**WORK INSTRUCTIONS**. Identify all lines in the data containing the string "JSON". Copy them out.

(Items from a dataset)

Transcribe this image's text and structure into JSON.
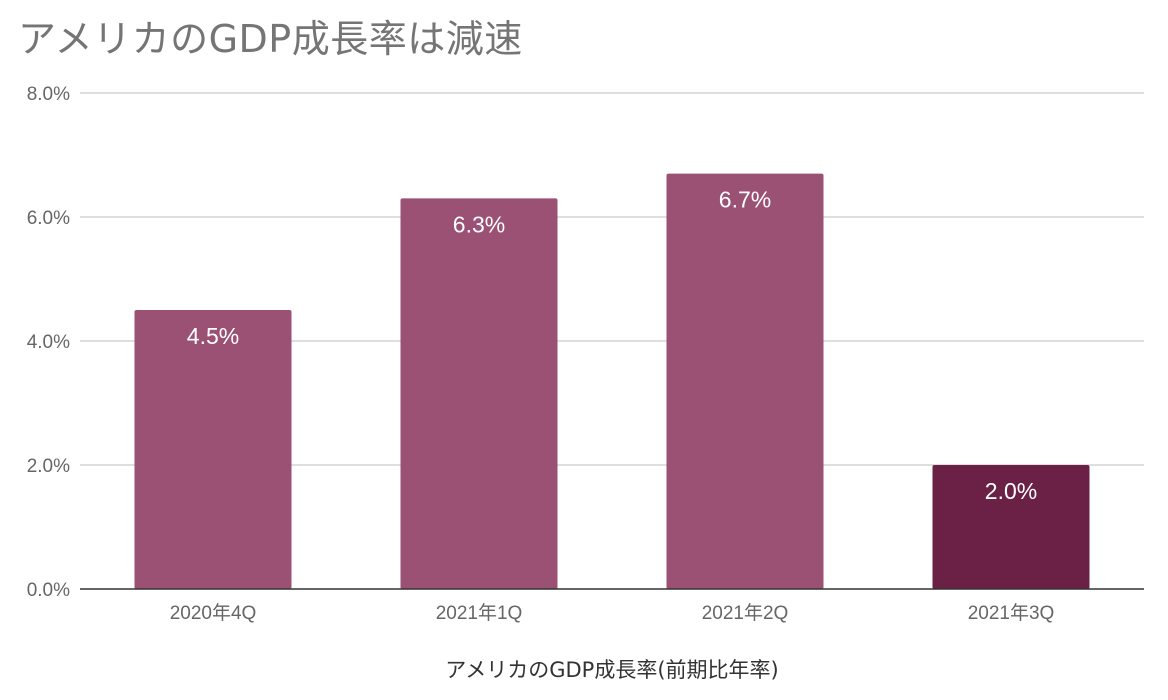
{
  "chart_data": {
    "type": "bar",
    "title": "アメリカのGDP成長率は減速",
    "xlabel": "アメリカのGDP成長率(前期比年率)",
    "ylabel": "",
    "categories": [
      "2020年4Q",
      "2021年1Q",
      "2021年2Q",
      "2021年3Q"
    ],
    "values": [
      4.5,
      6.3,
      6.7,
      2.0
    ],
    "data_labels": [
      "4.5%",
      "6.3%",
      "6.7%",
      "2.0%"
    ],
    "ylim": [
      0,
      8
    ],
    "yticks": [
      0,
      2,
      4,
      6,
      8
    ],
    "ytick_labels": [
      "0.0%",
      "2.0%",
      "4.0%",
      "6.0%",
      "8.0%"
    ],
    "grid": true,
    "legend": "none",
    "colors": {
      "bar": "#9a5174",
      "bar_highlight": "#6b2146",
      "grid": "#cccccc",
      "axis": "#333333",
      "title": "#757575"
    },
    "highlight_index": 3
  }
}
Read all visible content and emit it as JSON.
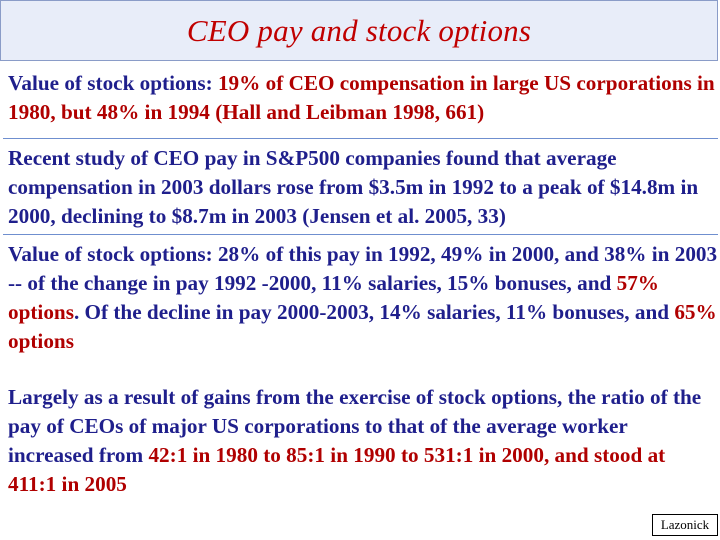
{
  "slide": {
    "title": "CEO pay and stock options"
  },
  "paragraphs": {
    "p1": {
      "s1": "Value of stock options: ",
      "s2": "19% of CEO compensation in large US corporations in 1980, but 48% in 1994 (Hall and Leibman 1998, 661)"
    },
    "p2": {
      "s1": "Recent study of CEO pay in S&P500 companies found that average compensation in 2003 dollars rose from $3.5m in 1992 to a peak of $14.8m in 2000, declining to $8.7m in 2003 (Jensen et al. 2005, 33)"
    },
    "p3": {
      "s1": "Value of stock options: 28% of this pay in 1992, 49% in 2000, and 38% in 2003 -- of the change in pay 1992 -2000, 11% salaries, 15% bonuses, and ",
      "s2": "57% options",
      "s3": ".  Of the decline in pay 2000-2003, 14% salaries, 11% bonuses, and ",
      "s4": "65% options"
    },
    "p4": {
      "s1": "Largely as a result of gains from the exercise of stock options, the ratio of the pay of CEOs of major US corporations to that of the average worker increased from ",
      "s2": "42:1 in 1980 to 85:1 in 1990 to 531:1 in 2000, and stood at 411:1 in 2005"
    }
  },
  "footer": {
    "author_label": "Lazonick"
  },
  "colors": {
    "title": "#c00000",
    "body_text": "#1f1f8c",
    "highlight": "#b00000",
    "title_background": "#e8edf9"
  }
}
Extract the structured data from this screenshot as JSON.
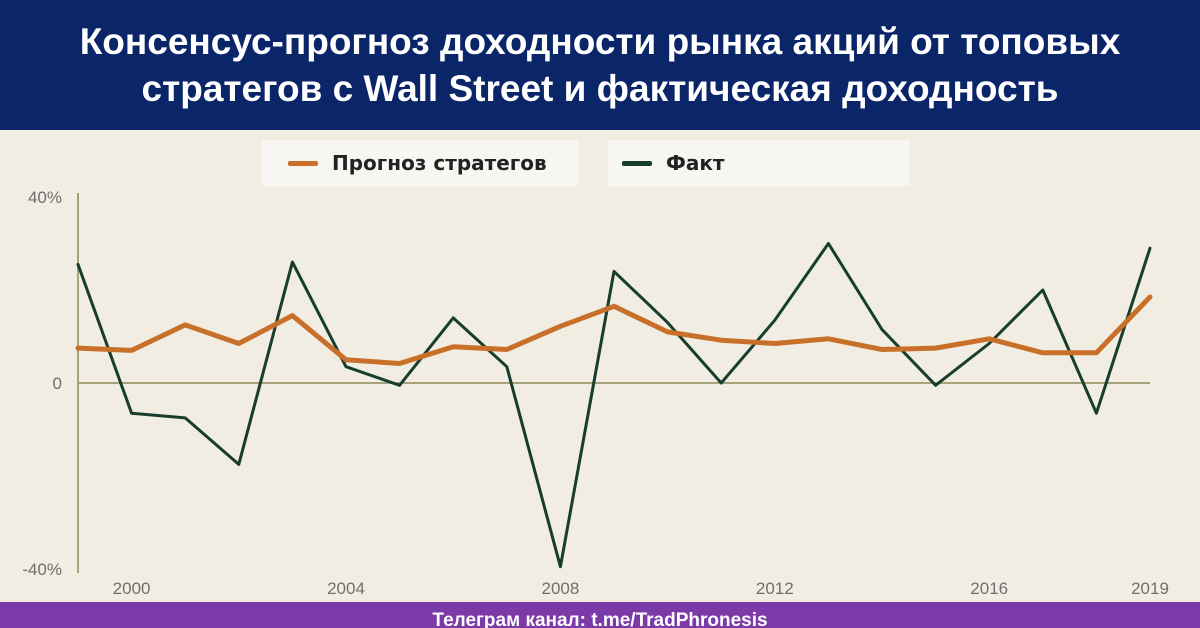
{
  "header": {
    "title": "Консенсус-прогноз доходности рынка акций от топовых\nстратегов с Wall Street и фактическая доходность"
  },
  "footer": {
    "text": "Телеграм канал: t.me/TradPhronesis"
  },
  "colors": {
    "header_bg": "#0b2569",
    "forecast": "#c8702a",
    "actual": "#173d2c",
    "axis": "#a9a17a",
    "footer_bg": "#7c3aa8",
    "background": "#f1ede2"
  },
  "chart_data": {
    "type": "line",
    "title": "",
    "xlabel": "",
    "ylabel": "",
    "x_range": [
      1999,
      2019
    ],
    "ylim": [
      -40,
      40
    ],
    "y_ticks": [
      {
        "value": 40,
        "label": "40%"
      },
      {
        "value": 0,
        "label": "0"
      },
      {
        "value": -40,
        "label": "-40%"
      }
    ],
    "x_ticks": [
      {
        "value": 2000,
        "label": "2000"
      },
      {
        "value": 2004,
        "label": "2004"
      },
      {
        "value": 2008,
        "label": "2008"
      },
      {
        "value": 2012,
        "label": "2012"
      },
      {
        "value": 2016,
        "label": "2016"
      },
      {
        "value": 2019,
        "label": "2019"
      }
    ],
    "grid": false,
    "legend_position": "top-center",
    "series": [
      {
        "name": "Прогноз стратегов",
        "color": "#c8702a",
        "x": [
          1999,
          2000,
          2001,
          2002,
          2003,
          2004,
          2005,
          2006,
          2007,
          2008,
          2009,
          2010,
          2011,
          2012,
          2013,
          2014,
          2015,
          2016,
          2017,
          2018,
          2019
        ],
        "values": [
          7.5,
          7,
          12.5,
          8.5,
          14.5,
          5,
          4.2,
          7.8,
          7.2,
          12.2,
          16.5,
          11,
          9.2,
          8.5,
          9.5,
          7.2,
          7.5,
          9.5,
          6.5,
          6.5,
          18.5
        ]
      },
      {
        "name": "Факт",
        "color": "#173d2c",
        "x": [
          1999,
          2000,
          2001,
          2002,
          2003,
          2004,
          2005,
          2006,
          2007,
          2008,
          2009,
          2010,
          2011,
          2012,
          2013,
          2014,
          2015,
          2016,
          2017,
          2018,
          2019
        ],
        "values": [
          25.5,
          -6.5,
          -7.5,
          -17.5,
          26,
          3.5,
          -0.5,
          14,
          3.5,
          -39.5,
          24,
          13,
          0,
          13.5,
          30,
          11.5,
          -0.5,
          8.5,
          20,
          -6.5,
          29
        ]
      }
    ]
  }
}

**RESULT OF THIS EXERCISE**.
Transcribe this image's text and structure into JSON.
Read all visible content and emit it as JSON.
Extract the structured data from this screenshot as JSON.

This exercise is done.